> Exercise brief
Beneath this sentence is a set of records; write each of them out exactly.

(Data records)
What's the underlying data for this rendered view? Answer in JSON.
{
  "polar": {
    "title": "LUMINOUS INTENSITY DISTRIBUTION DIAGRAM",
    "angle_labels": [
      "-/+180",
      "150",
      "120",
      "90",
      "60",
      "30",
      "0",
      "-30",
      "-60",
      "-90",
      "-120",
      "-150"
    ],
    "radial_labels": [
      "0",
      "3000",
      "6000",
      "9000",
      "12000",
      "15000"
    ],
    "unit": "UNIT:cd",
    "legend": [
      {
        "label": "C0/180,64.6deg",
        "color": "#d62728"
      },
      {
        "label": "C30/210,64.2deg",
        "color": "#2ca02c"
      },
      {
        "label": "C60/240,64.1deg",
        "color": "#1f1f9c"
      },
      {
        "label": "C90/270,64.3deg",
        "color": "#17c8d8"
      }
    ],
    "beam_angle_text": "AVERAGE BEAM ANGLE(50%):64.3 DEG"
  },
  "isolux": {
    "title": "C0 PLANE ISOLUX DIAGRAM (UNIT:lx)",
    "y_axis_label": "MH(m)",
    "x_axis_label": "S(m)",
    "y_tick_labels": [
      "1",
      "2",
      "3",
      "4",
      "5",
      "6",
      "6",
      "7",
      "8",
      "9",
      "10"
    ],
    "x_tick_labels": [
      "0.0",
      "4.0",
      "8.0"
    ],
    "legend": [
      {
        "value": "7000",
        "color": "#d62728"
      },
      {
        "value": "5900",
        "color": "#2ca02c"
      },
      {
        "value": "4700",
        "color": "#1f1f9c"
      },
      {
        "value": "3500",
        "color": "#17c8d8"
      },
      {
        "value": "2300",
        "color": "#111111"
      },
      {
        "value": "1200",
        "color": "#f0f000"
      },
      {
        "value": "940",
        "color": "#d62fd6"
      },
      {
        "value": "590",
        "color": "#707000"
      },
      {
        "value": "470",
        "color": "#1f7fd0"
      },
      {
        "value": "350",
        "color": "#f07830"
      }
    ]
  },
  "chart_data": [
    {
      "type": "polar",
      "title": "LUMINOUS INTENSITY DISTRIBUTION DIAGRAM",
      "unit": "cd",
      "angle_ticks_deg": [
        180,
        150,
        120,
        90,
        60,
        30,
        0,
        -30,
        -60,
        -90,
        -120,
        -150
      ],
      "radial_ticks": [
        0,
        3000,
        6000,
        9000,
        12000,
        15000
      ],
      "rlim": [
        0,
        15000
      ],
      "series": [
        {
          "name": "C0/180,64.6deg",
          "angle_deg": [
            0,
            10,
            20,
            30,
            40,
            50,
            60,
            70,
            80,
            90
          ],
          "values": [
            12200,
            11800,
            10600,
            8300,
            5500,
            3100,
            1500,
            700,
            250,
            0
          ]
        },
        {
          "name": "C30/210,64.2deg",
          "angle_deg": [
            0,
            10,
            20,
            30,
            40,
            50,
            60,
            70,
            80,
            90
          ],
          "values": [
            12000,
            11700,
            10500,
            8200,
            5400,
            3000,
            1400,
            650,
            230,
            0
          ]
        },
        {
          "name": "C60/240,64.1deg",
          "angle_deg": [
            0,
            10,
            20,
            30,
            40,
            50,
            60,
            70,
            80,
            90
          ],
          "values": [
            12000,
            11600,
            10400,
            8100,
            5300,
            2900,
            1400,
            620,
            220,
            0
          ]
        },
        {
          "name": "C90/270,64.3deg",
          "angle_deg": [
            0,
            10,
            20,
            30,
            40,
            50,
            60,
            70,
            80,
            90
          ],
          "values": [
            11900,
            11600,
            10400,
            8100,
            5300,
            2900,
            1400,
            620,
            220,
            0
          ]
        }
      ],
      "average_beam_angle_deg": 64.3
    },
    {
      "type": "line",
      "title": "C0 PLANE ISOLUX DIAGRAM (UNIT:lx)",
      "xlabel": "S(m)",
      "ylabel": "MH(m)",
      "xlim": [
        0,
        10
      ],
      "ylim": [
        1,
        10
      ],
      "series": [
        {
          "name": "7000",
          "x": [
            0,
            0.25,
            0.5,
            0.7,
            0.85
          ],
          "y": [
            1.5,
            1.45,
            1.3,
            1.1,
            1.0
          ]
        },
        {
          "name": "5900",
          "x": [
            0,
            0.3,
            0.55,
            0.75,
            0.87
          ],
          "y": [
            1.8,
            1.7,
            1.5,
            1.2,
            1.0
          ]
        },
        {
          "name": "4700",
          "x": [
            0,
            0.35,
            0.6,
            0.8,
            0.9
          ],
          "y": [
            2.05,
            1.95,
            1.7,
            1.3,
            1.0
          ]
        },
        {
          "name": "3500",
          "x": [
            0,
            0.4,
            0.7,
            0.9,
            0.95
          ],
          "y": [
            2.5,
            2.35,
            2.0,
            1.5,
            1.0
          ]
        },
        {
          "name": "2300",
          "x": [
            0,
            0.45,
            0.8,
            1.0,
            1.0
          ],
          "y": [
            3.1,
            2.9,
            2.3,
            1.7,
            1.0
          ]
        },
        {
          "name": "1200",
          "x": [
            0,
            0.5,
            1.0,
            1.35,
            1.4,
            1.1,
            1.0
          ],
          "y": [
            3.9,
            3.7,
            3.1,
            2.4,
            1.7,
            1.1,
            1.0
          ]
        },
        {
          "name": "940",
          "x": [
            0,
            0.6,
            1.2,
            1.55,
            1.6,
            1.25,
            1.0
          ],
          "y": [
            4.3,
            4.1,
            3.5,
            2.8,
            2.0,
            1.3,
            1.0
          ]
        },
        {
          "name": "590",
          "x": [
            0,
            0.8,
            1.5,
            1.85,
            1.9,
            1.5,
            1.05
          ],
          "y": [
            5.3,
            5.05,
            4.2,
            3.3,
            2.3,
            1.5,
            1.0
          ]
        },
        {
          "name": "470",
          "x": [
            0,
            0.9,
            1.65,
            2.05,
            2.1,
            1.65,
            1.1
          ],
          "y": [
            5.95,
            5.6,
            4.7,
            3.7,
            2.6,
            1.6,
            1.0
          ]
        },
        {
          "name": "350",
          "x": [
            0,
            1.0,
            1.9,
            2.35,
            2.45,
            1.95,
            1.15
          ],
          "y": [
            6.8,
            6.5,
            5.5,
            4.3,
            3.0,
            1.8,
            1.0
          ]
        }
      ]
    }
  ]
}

> Worked solution
What's the underlying data for this rendered view? Answer in JSON.
{
  "polar": {
    "title": "LUMINOUS INTENSITY DISTRIBUTION DIAGRAM",
    "angle_labels": [
      "-/+180",
      "150",
      "120",
      "90",
      "60",
      "30",
      "0",
      "-30",
      "-60",
      "-90",
      "-120",
      "-150"
    ],
    "radial_labels": [
      "0",
      "3000",
      "6000",
      "9000",
      "12000",
      "15000"
    ],
    "unit": "UNIT:cd",
    "legend": [
      {
        "label": "C0/180,64.6deg",
        "color": "#d62728"
      },
      {
        "label": "C30/210,64.2deg",
        "color": "#2ca02c"
      },
      {
        "label": "C60/240,64.1deg",
        "color": "#1f1f9c"
      },
      {
        "label": "C90/270,64.3deg",
        "color": "#17c8d8"
      }
    ],
    "beam_angle_text": "AVERAGE BEAM ANGLE(50%):64.3 DEG"
  },
  "isolux": {
    "title": "C0 PLANE ISOLUX DIAGRAM (UNIT:lx)",
    "y_axis_label": "MH(m)",
    "x_axis_label": "S(m)",
    "y_tick_labels": [
      "1",
      "2",
      "3",
      "4",
      "5",
      "6",
      "6",
      "7",
      "8",
      "9",
      "10"
    ],
    "x_tick_labels": [
      "0.0",
      "4.0",
      "8.0"
    ],
    "legend": [
      {
        "value": "7000",
        "color": "#d62728"
      },
      {
        "value": "5900",
        "color": "#2ca02c"
      },
      {
        "value": "4700",
        "color": "#1f1f9c"
      },
      {
        "value": "3500",
        "color": "#17c8d8"
      },
      {
        "value": "2300",
        "color": "#111111"
      },
      {
        "value": "1200",
        "color": "#f0f000"
      },
      {
        "value": "940",
        "color": "#d62fd6"
      },
      {
        "value": "590",
        "color": "#707000"
      },
      {
        "value": "470",
        "color": "#1f7fd0"
      },
      {
        "value": "350",
        "color": "#f07830"
      }
    ]
  },
  "chart_data": [
    {
      "type": "polar",
      "title": "LUMINOUS INTENSITY DISTRIBUTION DIAGRAM",
      "unit": "cd",
      "angle_ticks_deg": [
        180,
        150,
        120,
        90,
        60,
        30,
        0,
        -30,
        -60,
        -90,
        -120,
        -150
      ],
      "radial_ticks": [
        0,
        3000,
        6000,
        9000,
        12000,
        15000
      ],
      "rlim": [
        0,
        15000
      ],
      "series": [
        {
          "name": "C0/180,64.6deg",
          "angle_deg": [
            0,
            10,
            20,
            30,
            40,
            50,
            60,
            70,
            80,
            90
          ],
          "values": [
            12200,
            11800,
            10600,
            8300,
            5500,
            3100,
            1500,
            700,
            250,
            0
          ]
        },
        {
          "name": "C30/210,64.2deg",
          "angle_deg": [
            0,
            10,
            20,
            30,
            40,
            50,
            60,
            70,
            80,
            90
          ],
          "values": [
            12000,
            11700,
            10500,
            8200,
            5400,
            3000,
            1400,
            650,
            230,
            0
          ]
        },
        {
          "name": "C60/240,64.1deg",
          "angle_deg": [
            0,
            10,
            20,
            30,
            40,
            50,
            60,
            70,
            80,
            90
          ],
          "values": [
            12000,
            11600,
            10400,
            8100,
            5300,
            2900,
            1400,
            620,
            220,
            0
          ]
        },
        {
          "name": "C90/270,64.3deg",
          "angle_deg": [
            0,
            10,
            20,
            30,
            40,
            50,
            60,
            70,
            80,
            90
          ],
          "values": [
            11900,
            11600,
            10400,
            8100,
            5300,
            2900,
            1400,
            620,
            220,
            0
          ]
        }
      ],
      "average_beam_angle_deg": 64.3
    },
    {
      "type": "line",
      "title": "C0 PLANE ISOLUX DIAGRAM (UNIT:lx)",
      "xlabel": "S(m)",
      "ylabel": "MH(m)",
      "xlim": [
        0,
        10
      ],
      "ylim": [
        1,
        10
      ],
      "series": [
        {
          "name": "7000",
          "x": [
            0,
            0.25,
            0.5,
            0.7,
            0.85
          ],
          "y": [
            1.5,
            1.45,
            1.3,
            1.1,
            1.0
          ]
        },
        {
          "name": "5900",
          "x": [
            0,
            0.3,
            0.55,
            0.75,
            0.87
          ],
          "y": [
            1.8,
            1.7,
            1.5,
            1.2,
            1.0
          ]
        },
        {
          "name": "4700",
          "x": [
            0,
            0.35,
            0.6,
            0.8,
            0.9
          ],
          "y": [
            2.05,
            1.95,
            1.7,
            1.3,
            1.0
          ]
        },
        {
          "name": "3500",
          "x": [
            0,
            0.4,
            0.7,
            0.9,
            0.95
          ],
          "y": [
            2.5,
            2.35,
            2.0,
            1.5,
            1.0
          ]
        },
        {
          "name": "2300",
          "x": [
            0,
            0.45,
            0.8,
            1.0,
            1.0
          ],
          "y": [
            3.1,
            2.9,
            2.3,
            1.7,
            1.0
          ]
        },
        {
          "name": "1200",
          "x": [
            0,
            0.5,
            1.0,
            1.35,
            1.4,
            1.1,
            1.0
          ],
          "y": [
            3.9,
            3.7,
            3.1,
            2.4,
            1.7,
            1.1,
            1.0
          ]
        },
        {
          "name": "940",
          "x": [
            0,
            0.6,
            1.2,
            1.55,
            1.6,
            1.25,
            1.0
          ],
          "y": [
            4.3,
            4.1,
            3.5,
            2.8,
            2.0,
            1.3,
            1.0
          ]
        },
        {
          "name": "590",
          "x": [
            0,
            0.8,
            1.5,
            1.85,
            1.9,
            1.5,
            1.05
          ],
          "y": [
            5.3,
            5.05,
            4.2,
            3.3,
            2.3,
            1.5,
            1.0
          ]
        },
        {
          "name": "470",
          "x": [
            0,
            0.9,
            1.65,
            2.05,
            2.1,
            1.65,
            1.1
          ],
          "y": [
            5.95,
            5.6,
            4.7,
            3.7,
            2.6,
            1.6,
            1.0
          ]
        },
        {
          "name": "350",
          "x": [
            0,
            1.0,
            1.9,
            2.35,
            2.45,
            1.95,
            1.15
          ],
          "y": [
            6.8,
            6.5,
            5.5,
            4.3,
            3.0,
            1.8,
            1.0
          ]
        }
      ]
    }
  ]
}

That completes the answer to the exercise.